_TASK DIRECTIONS_
Transcribe all of the material exactly, except for its pictures.

(Records from a collection of figures)
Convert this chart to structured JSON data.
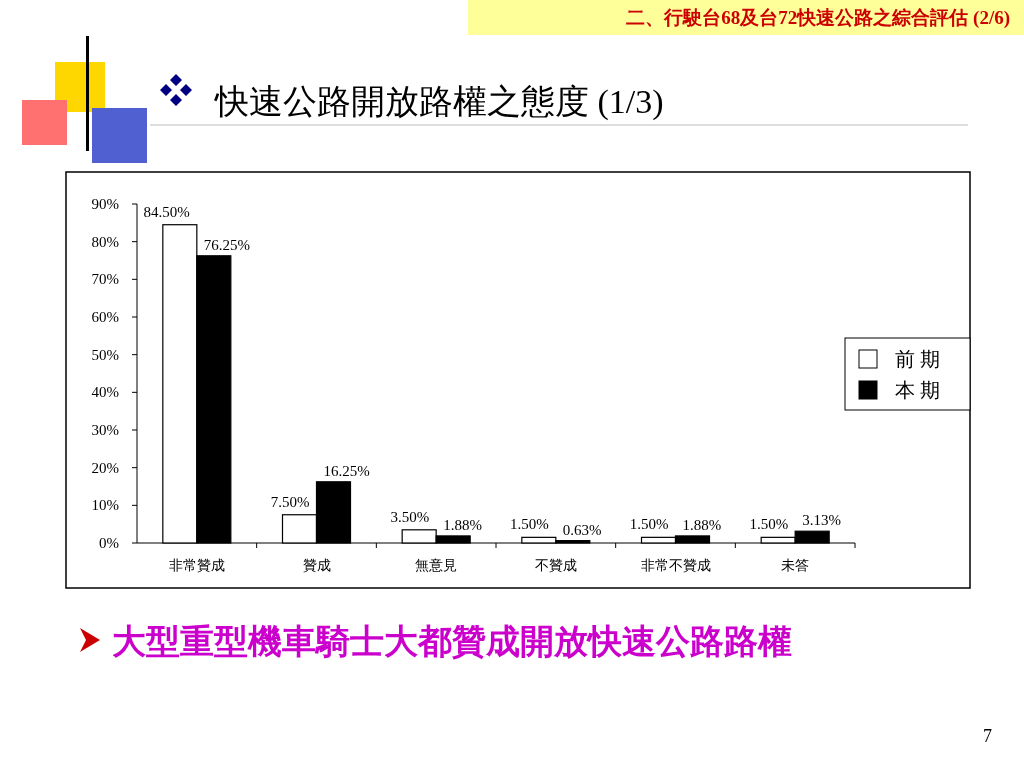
{
  "chart_data": {
    "type": "bar",
    "title": "快速公路開放路權之態度 (1/3)",
    "annotations": [
      "二、行駛台68及台72快速公路之綜合評估 (2/6)",
      "大型重型機車騎士大都贊成開放快速公路路權",
      "7"
    ],
    "categories": [
      "非常贊成",
      "贊成",
      "無意見",
      "不贊成",
      "非常不贊成",
      "未答"
    ],
    "series": [
      {
        "name": "前 期",
        "color": "#ffffff",
        "values": [
          84.5,
          7.5,
          3.5,
          1.5,
          1.5,
          1.5
        ],
        "value_labels": [
          "84.50%",
          "7.50%",
          "3.50%",
          "1.50%",
          "1.50%",
          "1.50%"
        ]
      },
      {
        "name": "本 期",
        "color": "#000000",
        "values": [
          76.25,
          16.25,
          1.88,
          0.63,
          1.88,
          3.13
        ],
        "value_labels": [
          "76.25%",
          "16.25%",
          "1.88%",
          "0.63%",
          "1.88%",
          "3.13%"
        ]
      }
    ],
    "ylim": [
      0,
      90
    ],
    "yticks": [
      {
        "value": 0,
        "label": "0%"
      },
      {
        "value": 10,
        "label": "10%"
      },
      {
        "value": 20,
        "label": "20%"
      },
      {
        "value": 30,
        "label": "30%"
      },
      {
        "value": 40,
        "label": "40%"
      },
      {
        "value": 50,
        "label": "50%"
      },
      {
        "value": 60,
        "label": "60%"
      },
      {
        "value": 70,
        "label": "70%"
      },
      {
        "value": 80,
        "label": "80%"
      },
      {
        "value": 90,
        "label": "90%"
      }
    ],
    "legend": "right",
    "grid": false
  }
}
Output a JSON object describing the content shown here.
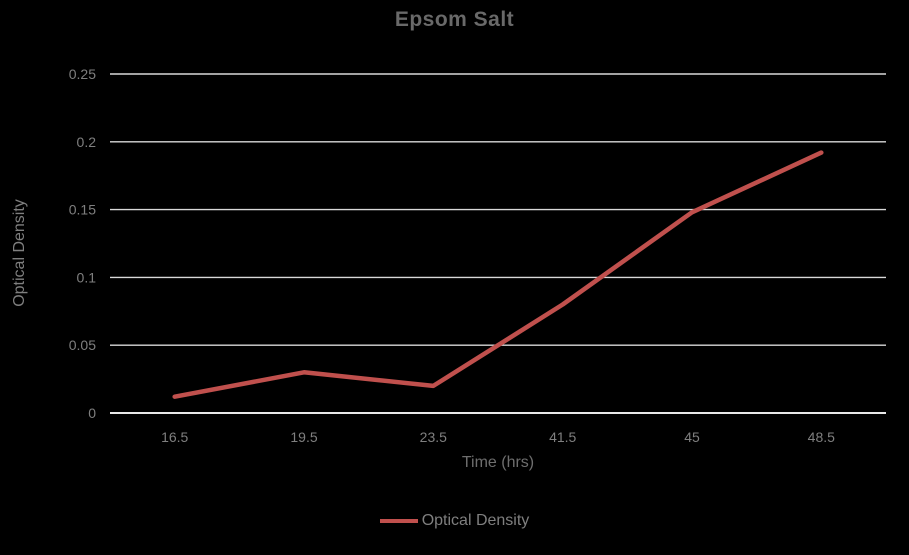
{
  "chart": {
    "title": "Epsom Salt",
    "y_axis_title": "Optical Density",
    "x_axis_title": "Time (hrs)",
    "legend_label": "Optical Density"
  },
  "chart_data": {
    "type": "line",
    "title": "Epsom Salt",
    "xlabel": "Time (hrs)",
    "ylabel": "Optical Density",
    "categories": [
      "16.5",
      "19.5",
      "23.5",
      "41.5",
      "45",
      "48.5"
    ],
    "series": [
      {
        "name": "Optical Density",
        "values": [
          0.012,
          0.03,
          0.02,
          0.08,
          0.148,
          0.192
        ]
      }
    ],
    "ylim": [
      0,
      0.25
    ],
    "yticks": [
      0,
      0.05,
      0.1,
      0.15,
      0.2,
      0.25
    ],
    "grid": true,
    "legend_position": "bottom",
    "colors": {
      "background": "#000000",
      "line": "#c0504d",
      "gridline": "#d9d9d9",
      "axis_line": "#e8e8e8",
      "title_text": "#696969",
      "label_text": "#7f7f7f",
      "axis_title_text": "#6e6e6e"
    }
  }
}
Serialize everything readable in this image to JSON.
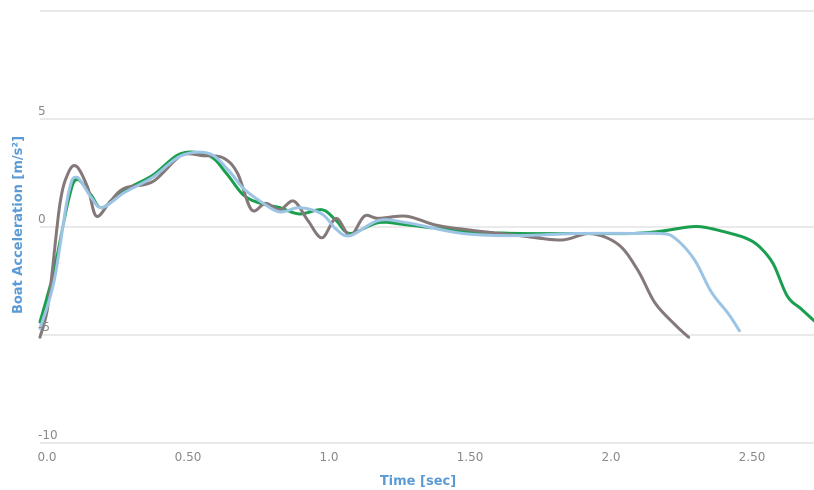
{
  "chart_data": {
    "type": "line",
    "title": "",
    "xlabel": "Time [sec]",
    "ylabel": "Boat Acceleration [m/s²]",
    "xlim": [
      0,
      2.75
    ],
    "ylim": [
      -10,
      10
    ],
    "x_ticks": [
      {
        "value": 0.0,
        "label": "0.0"
      },
      {
        "value": 0.5,
        "label": "0.50"
      },
      {
        "value": 1.0,
        "label": "1.0"
      },
      {
        "value": 1.5,
        "label": "1.50"
      },
      {
        "value": 2.0,
        "label": "2.0"
      },
      {
        "value": 2.5,
        "label": "2.50"
      }
    ],
    "y_ticks": [
      {
        "value": 5,
        "label": "5"
      },
      {
        "value": 0,
        "label": "0"
      },
      {
        "value": -5,
        "label": "-5"
      },
      {
        "value": -10,
        "label": "-10"
      }
    ],
    "grid": true,
    "legend": "none",
    "series": [
      {
        "color": "#1a9e4f",
        "x": [
          0.0,
          0.05,
          0.1,
          0.13,
          0.18,
          0.22,
          0.3,
          0.4,
          0.5,
          0.6,
          0.66,
          0.72,
          0.78,
          0.85,
          0.92,
          1.0,
          1.05,
          1.1,
          1.2,
          1.3,
          1.5,
          1.7,
          1.9,
          2.1,
          2.2,
          2.3,
          2.35,
          2.42,
          2.5,
          2.55,
          2.6,
          2.65,
          2.7,
          2.75
        ],
        "y": [
          -4.4,
          -2.0,
          1.2,
          2.2,
          1.5,
          0.9,
          1.7,
          2.4,
          3.4,
          3.3,
          2.5,
          1.5,
          1.1,
          0.9,
          0.6,
          0.8,
          0.3,
          -0.3,
          0.2,
          0.1,
          -0.2,
          -0.3,
          -0.3,
          -0.3,
          -0.2,
          0.0,
          0.0,
          -0.2,
          -0.5,
          -0.9,
          -1.7,
          -3.2,
          -3.8,
          -4.4
        ]
      },
      {
        "color": "#847878",
        "x": [
          0.0,
          0.03,
          0.07,
          0.1,
          0.13,
          0.17,
          0.2,
          0.25,
          0.3,
          0.4,
          0.5,
          0.58,
          0.65,
          0.7,
          0.75,
          0.8,
          0.85,
          0.9,
          0.95,
          1.0,
          1.05,
          1.1,
          1.15,
          1.2,
          1.3,
          1.4,
          1.5,
          1.7,
          1.85,
          1.95,
          2.05,
          2.12,
          2.18,
          2.25,
          2.3
        ],
        "y": [
          -5.1,
          -3.5,
          1.0,
          2.5,
          2.8,
          1.8,
          0.5,
          1.2,
          1.8,
          2.1,
          3.3,
          3.3,
          3.2,
          2.5,
          0.8,
          1.1,
          0.8,
          1.2,
          0.3,
          -0.5,
          0.4,
          -0.4,
          0.5,
          0.4,
          0.5,
          0.1,
          -0.1,
          -0.4,
          -0.6,
          -0.3,
          -0.8,
          -2.0,
          -3.5,
          -4.5,
          -5.1
        ]
      },
      {
        "color": "#9cc4e4",
        "x": [
          0.0,
          0.05,
          0.1,
          0.13,
          0.18,
          0.22,
          0.3,
          0.4,
          0.5,
          0.6,
          0.67,
          0.72,
          0.78,
          0.85,
          0.92,
          1.0,
          1.05,
          1.1,
          1.2,
          1.3,
          1.5,
          1.7,
          1.9,
          2.1,
          2.2,
          2.25,
          2.32,
          2.38,
          2.44,
          2.48
        ],
        "y": [
          -4.7,
          -2.5,
          1.5,
          2.3,
          1.4,
          0.9,
          1.6,
          2.3,
          3.3,
          3.4,
          2.6,
          1.8,
          1.2,
          0.7,
          0.9,
          0.6,
          -0.1,
          -0.4,
          0.3,
          0.2,
          -0.3,
          -0.4,
          -0.3,
          -0.3,
          -0.3,
          -0.5,
          -1.5,
          -3.0,
          -4.0,
          -4.8
        ]
      }
    ]
  }
}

_RESPONSE_
Convert this chart to structured JSON data.
{
  "chart_data": {
    "type": "bar",
    "title": "快速公路開放路權之態度 (1/3)",
    "annotations": [
      "二、行駛台68及台72快速公路之綜合評估 (2/6)",
      "大型重型機車騎士大都贊成開放快速公路路權",
      "7"
    ],
    "categories": [
      "非常贊成",
      "贊成",
      "無意見",
      "不贊成",
      "非常不贊成",
      "未答"
    ],
    "series": [
      {
        "name": "前 期",
        "color": "#ffffff",
        "values": [
          84.5,
          7.5,
          3.5,
          1.5,
          1.5,
          1.5
        ],
        "value_labels": [
          "84.50%",
          "7.50%",
          "3.50%",
          "1.50%",
          "1.50%",
          "1.50%"
        ]
      },
      {
        "name": "本 期",
        "color": "#000000",
        "values": [
          76.25,
          16.25,
          1.88,
          0.63,
          1.88,
          3.13
        ],
        "value_labels": [
          "76.25%",
          "16.25%",
          "1.88%",
          "0.63%",
          "1.88%",
          "3.13%"
        ]
      }
    ],
    "ylim": [
      0,
      90
    ],
    "yticks": [
      {
        "value": 0,
        "label": "0%"
      },
      {
        "value": 10,
        "label": "10%"
      },
      {
        "value": 20,
        "label": "20%"
      },
      {
        "value": 30,
        "label": "30%"
      },
      {
        "value": 40,
        "label": "40%"
      },
      {
        "value": 50,
        "label": "50%"
      },
      {
        "value": 60,
        "label": "60%"
      },
      {
        "value": 70,
        "label": "70%"
      },
      {
        "value": 80,
        "label": "80%"
      },
      {
        "value": 90,
        "label": "90%"
      }
    ],
    "legend": "right",
    "grid": false
  }
}
Output a JSON object describing the content shown here.
{
  "chart": {
    "title": "Epsom Salt",
    "y_axis_title": "Optical Density",
    "x_axis_title": "Time (hrs)",
    "legend_label": "Optical Density"
  },
  "chart_data": {
    "type": "line",
    "title": "Epsom Salt",
    "xlabel": "Time (hrs)",
    "ylabel": "Optical Density",
    "categories": [
      "16.5",
      "19.5",
      "23.5",
      "41.5",
      "45",
      "48.5"
    ],
    "series": [
      {
        "name": "Optical Density",
        "values": [
          0.012,
          0.03,
          0.02,
          0.08,
          0.148,
          0.192
        ]
      }
    ],
    "ylim": [
      0,
      0.25
    ],
    "yticks": [
      0,
      0.05,
      0.1,
      0.15,
      0.2,
      0.25
    ],
    "grid": true,
    "legend_position": "bottom",
    "colors": {
      "background": "#000000",
      "line": "#c0504d",
      "gridline": "#d9d9d9",
      "axis_line": "#e8e8e8",
      "title_text": "#696969",
      "label_text": "#7f7f7f",
      "axis_title_text": "#6e6e6e"
    }
  }
}
Serialize everything readable in this image to JSON.
{
  "chart_data": {
    "type": "line",
    "title": "",
    "xlabel": "Time [sec]",
    "ylabel": "Boat Acceleration [m/s²]",
    "xlim": [
      0,
      2.75
    ],
    "ylim": [
      -10,
      10
    ],
    "x_ticks": [
      {
        "value": 0.0,
        "label": "0.0"
      },
      {
        "value": 0.5,
        "label": "0.50"
      },
      {
        "value": 1.0,
        "label": "1.0"
      },
      {
        "value": 1.5,
        "label": "1.50"
      },
      {
        "value": 2.0,
        "label": "2.0"
      },
      {
        "value": 2.5,
        "label": "2.50"
      }
    ],
    "y_ticks": [
      {
        "value": 5,
        "label": "5"
      },
      {
        "value": 0,
        "label": "0"
      },
      {
        "value": -5,
        "label": "-5"
      },
      {
        "value": -10,
        "label": "-10"
      }
    ],
    "grid": true,
    "legend": "none",
    "series": [
      {
        "color": "#1a9e4f",
        "x": [
          0.0,
          0.05,
          0.1,
          0.13,
          0.18,
          0.22,
          0.3,
          0.4,
          0.5,
          0.6,
          0.66,
          0.72,
          0.78,
          0.85,
          0.92,
          1.0,
          1.05,
          1.1,
          1.2,
          1.3,
          1.5,
          1.7,
          1.9,
          2.1,
          2.2,
          2.3,
          2.35,
          2.42,
          2.5,
          2.55,
          2.6,
          2.65,
          2.7,
          2.75
        ],
        "y": [
          -4.4,
          -2.0,
          1.2,
          2.2,
          1.5,
          0.9,
          1.7,
          2.4,
          3.4,
          3.3,
          2.5,
          1.5,
          1.1,
          0.9,
          0.6,
          0.8,
          0.3,
          -0.3,
          0.2,
          0.1,
          -0.2,
          -0.3,
          -0.3,
          -0.3,
          -0.2,
          0.0,
          0.0,
          -0.2,
          -0.5,
          -0.9,
          -1.7,
          -3.2,
          -3.8,
          -4.4
        ]
      },
      {
        "color": "#847878",
        "x": [
          0.0,
          0.03,
          0.07,
          0.1,
          0.13,
          0.17,
          0.2,
          0.25,
          0.3,
          0.4,
          0.5,
          0.58,
          0.65,
          0.7,
          0.75,
          0.8,
          0.85,
          0.9,
          0.95,
          1.0,
          1.05,
          1.1,
          1.15,
          1.2,
          1.3,
          1.4,
          1.5,
          1.7,
          1.85,
          1.95,
          2.05,
          2.12,
          2.18,
          2.25,
          2.3
        ],
        "y": [
          -5.1,
          -3.5,
          1.0,
          2.5,
          2.8,
          1.8,
          0.5,
          1.2,
          1.8,
          2.1,
          3.3,
          3.3,
          3.2,
          2.5,
          0.8,
          1.1,
          0.8,
          1.2,
          0.3,
          -0.5,
          0.4,
          -0.4,
          0.5,
          0.4,
          0.5,
          0.1,
          -0.1,
          -0.4,
          -0.6,
          -0.3,
          -0.8,
          -2.0,
          -3.5,
          -4.5,
          -5.1
        ]
      },
      {
        "color": "#9cc4e4",
        "x": [
          0.0,
          0.05,
          0.1,
          0.13,
          0.18,
          0.22,
          0.3,
          0.4,
          0.5,
          0.6,
          0.67,
          0.72,
          0.78,
          0.85,
          0.92,
          1.0,
          1.05,
          1.1,
          1.2,
          1.3,
          1.5,
          1.7,
          1.9,
          2.1,
          2.2,
          2.25,
          2.32,
          2.38,
          2.44,
          2.48
        ],
        "y": [
          -4.7,
          -2.5,
          1.5,
          2.3,
          1.4,
          0.9,
          1.6,
          2.3,
          3.3,
          3.4,
          2.6,
          1.8,
          1.2,
          0.7,
          0.9,
          0.6,
          -0.1,
          -0.4,
          0.3,
          0.2,
          -0.3,
          -0.4,
          -0.3,
          -0.3,
          -0.3,
          -0.5,
          -1.5,
          -3.0,
          -4.0,
          -4.8
        ]
      }
    ]
  }
}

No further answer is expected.